**Aim:**
Say how many lines contain "yardımlardan"; the answer is the number alone.

**Record extracts:**
════════════════
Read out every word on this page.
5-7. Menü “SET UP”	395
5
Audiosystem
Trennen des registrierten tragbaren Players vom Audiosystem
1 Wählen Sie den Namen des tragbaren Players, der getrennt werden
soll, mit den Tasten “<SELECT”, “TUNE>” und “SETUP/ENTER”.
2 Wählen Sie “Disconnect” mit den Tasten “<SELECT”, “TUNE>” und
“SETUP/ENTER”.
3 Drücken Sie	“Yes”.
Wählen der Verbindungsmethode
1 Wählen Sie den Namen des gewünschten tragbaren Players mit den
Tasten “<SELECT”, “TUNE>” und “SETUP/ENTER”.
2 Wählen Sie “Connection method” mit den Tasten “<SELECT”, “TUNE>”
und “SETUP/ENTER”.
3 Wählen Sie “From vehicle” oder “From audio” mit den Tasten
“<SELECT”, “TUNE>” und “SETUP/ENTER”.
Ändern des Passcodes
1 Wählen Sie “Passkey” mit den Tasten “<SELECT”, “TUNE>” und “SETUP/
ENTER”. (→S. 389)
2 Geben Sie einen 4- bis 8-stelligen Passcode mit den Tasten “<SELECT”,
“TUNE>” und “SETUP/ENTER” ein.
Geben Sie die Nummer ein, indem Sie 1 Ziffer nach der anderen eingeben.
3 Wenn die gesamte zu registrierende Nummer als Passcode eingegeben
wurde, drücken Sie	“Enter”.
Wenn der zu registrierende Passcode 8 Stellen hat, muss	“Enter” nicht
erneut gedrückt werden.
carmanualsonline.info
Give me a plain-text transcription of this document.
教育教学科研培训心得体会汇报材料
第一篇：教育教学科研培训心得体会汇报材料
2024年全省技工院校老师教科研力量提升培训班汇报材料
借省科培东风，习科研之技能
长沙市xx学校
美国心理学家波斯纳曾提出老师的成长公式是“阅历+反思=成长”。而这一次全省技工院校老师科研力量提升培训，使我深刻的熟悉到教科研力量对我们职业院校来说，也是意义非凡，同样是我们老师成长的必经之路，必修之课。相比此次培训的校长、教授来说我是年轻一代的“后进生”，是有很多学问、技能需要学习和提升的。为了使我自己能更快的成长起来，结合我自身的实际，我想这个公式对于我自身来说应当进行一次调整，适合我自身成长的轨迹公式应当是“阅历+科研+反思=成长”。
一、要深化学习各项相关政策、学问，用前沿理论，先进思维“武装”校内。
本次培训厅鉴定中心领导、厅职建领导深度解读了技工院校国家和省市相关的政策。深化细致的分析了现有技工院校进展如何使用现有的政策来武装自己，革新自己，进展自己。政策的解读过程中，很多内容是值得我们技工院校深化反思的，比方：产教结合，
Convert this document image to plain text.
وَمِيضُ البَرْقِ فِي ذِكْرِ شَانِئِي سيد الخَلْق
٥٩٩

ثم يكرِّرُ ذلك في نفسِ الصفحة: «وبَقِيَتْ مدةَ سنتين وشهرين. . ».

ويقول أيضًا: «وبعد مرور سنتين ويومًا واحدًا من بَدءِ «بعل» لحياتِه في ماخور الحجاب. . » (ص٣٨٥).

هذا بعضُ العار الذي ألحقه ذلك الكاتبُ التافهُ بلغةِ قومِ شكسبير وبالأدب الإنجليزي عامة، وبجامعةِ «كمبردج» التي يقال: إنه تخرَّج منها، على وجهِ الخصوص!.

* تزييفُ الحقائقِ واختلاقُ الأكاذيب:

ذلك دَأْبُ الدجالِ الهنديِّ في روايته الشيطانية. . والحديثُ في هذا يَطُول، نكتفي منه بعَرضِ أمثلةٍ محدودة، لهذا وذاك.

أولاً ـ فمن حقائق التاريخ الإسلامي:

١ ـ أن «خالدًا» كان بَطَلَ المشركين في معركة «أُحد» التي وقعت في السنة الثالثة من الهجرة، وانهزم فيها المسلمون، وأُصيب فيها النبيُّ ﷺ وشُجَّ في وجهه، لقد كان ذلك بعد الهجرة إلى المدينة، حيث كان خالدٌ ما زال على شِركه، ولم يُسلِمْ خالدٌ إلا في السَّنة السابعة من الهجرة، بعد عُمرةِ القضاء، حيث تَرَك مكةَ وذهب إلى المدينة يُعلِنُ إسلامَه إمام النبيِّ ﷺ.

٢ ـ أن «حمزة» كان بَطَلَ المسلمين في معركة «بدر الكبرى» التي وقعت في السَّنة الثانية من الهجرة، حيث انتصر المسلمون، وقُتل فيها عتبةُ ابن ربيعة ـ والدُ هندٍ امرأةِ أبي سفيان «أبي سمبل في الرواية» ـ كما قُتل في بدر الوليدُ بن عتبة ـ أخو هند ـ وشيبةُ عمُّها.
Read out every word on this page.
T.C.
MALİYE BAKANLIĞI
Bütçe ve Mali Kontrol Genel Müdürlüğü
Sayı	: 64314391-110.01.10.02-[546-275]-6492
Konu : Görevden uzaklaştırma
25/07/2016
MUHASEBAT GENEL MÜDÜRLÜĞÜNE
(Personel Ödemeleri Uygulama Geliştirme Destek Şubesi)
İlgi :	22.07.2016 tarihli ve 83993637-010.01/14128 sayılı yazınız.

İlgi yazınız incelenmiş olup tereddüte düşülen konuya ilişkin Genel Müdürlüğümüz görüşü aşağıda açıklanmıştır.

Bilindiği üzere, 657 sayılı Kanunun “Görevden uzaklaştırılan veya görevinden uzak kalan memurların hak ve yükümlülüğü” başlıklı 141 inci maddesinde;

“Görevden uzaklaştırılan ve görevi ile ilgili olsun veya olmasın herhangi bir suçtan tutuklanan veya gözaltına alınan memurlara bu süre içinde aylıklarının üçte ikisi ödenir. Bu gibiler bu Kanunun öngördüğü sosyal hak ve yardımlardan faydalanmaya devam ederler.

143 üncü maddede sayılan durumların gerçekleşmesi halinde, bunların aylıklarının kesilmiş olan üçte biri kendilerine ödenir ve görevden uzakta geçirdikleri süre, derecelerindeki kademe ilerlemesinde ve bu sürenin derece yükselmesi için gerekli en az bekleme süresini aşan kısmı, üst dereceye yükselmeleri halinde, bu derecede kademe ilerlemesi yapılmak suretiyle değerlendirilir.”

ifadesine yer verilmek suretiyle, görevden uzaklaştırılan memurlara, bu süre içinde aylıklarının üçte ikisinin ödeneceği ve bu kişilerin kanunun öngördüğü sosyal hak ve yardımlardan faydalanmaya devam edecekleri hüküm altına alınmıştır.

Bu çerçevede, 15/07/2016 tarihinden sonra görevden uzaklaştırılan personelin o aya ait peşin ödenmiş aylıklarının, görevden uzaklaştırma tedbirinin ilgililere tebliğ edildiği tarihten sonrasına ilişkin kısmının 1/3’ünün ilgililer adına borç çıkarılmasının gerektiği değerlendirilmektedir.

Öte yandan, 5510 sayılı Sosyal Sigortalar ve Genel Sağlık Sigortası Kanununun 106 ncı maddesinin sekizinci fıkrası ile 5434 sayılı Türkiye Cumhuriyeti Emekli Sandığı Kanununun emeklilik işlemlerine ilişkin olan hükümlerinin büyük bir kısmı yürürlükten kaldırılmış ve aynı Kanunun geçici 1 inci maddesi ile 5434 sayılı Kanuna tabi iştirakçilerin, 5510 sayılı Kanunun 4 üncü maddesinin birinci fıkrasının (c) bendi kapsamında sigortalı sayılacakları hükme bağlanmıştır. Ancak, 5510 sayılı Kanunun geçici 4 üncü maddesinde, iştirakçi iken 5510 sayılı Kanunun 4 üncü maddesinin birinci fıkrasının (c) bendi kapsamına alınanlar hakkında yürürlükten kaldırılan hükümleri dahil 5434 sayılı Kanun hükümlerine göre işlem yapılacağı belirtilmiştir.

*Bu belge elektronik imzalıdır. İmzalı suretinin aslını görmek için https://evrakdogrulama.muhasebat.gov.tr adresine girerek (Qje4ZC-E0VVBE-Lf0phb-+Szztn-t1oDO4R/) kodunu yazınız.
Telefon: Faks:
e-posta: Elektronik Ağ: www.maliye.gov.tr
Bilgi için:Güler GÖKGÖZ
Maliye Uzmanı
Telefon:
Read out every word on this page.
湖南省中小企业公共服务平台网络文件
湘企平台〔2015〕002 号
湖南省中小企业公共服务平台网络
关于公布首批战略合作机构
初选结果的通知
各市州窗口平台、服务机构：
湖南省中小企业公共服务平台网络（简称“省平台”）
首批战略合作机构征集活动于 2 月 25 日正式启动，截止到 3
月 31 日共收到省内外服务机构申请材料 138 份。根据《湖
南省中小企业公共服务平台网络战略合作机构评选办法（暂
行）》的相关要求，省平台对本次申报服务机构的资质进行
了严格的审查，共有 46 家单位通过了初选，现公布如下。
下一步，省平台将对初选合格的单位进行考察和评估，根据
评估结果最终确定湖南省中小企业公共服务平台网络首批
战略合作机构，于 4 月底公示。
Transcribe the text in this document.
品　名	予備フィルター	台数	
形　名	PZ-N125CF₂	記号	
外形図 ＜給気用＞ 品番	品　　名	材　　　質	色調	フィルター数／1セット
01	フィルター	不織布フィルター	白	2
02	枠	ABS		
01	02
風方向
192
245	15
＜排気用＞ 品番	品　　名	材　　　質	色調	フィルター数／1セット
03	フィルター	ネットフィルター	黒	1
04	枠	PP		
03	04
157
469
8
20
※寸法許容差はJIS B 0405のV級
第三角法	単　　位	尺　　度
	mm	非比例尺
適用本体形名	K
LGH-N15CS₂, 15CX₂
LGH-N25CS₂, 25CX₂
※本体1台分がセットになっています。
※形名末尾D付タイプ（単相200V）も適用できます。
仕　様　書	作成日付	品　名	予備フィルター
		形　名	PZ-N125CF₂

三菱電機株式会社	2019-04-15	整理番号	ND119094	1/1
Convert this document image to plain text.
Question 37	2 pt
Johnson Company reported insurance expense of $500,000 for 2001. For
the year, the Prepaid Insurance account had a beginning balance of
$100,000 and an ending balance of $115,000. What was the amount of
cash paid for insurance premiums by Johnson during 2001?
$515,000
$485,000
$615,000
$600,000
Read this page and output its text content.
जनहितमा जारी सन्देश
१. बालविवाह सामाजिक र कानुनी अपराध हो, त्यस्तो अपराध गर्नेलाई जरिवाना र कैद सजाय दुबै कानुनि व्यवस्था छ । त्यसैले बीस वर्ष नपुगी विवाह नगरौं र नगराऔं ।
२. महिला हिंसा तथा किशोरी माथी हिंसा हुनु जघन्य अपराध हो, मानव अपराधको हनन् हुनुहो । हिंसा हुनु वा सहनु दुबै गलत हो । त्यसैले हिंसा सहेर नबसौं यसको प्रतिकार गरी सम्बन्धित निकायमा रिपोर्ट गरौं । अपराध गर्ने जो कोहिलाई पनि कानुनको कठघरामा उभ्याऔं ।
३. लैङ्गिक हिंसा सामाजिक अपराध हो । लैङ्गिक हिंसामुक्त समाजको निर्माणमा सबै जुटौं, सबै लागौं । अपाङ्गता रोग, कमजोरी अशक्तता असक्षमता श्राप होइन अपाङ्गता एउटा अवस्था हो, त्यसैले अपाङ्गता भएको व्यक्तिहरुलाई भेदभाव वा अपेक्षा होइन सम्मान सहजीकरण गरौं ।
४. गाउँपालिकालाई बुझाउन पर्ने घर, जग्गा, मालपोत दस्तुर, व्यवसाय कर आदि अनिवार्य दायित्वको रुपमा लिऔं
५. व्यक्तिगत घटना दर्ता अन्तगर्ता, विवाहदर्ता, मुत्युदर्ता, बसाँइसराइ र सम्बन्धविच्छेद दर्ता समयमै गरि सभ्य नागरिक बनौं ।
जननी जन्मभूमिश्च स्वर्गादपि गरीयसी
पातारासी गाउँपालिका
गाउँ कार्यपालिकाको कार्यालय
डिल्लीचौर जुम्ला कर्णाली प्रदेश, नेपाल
════════════════
**Exercise output:**
2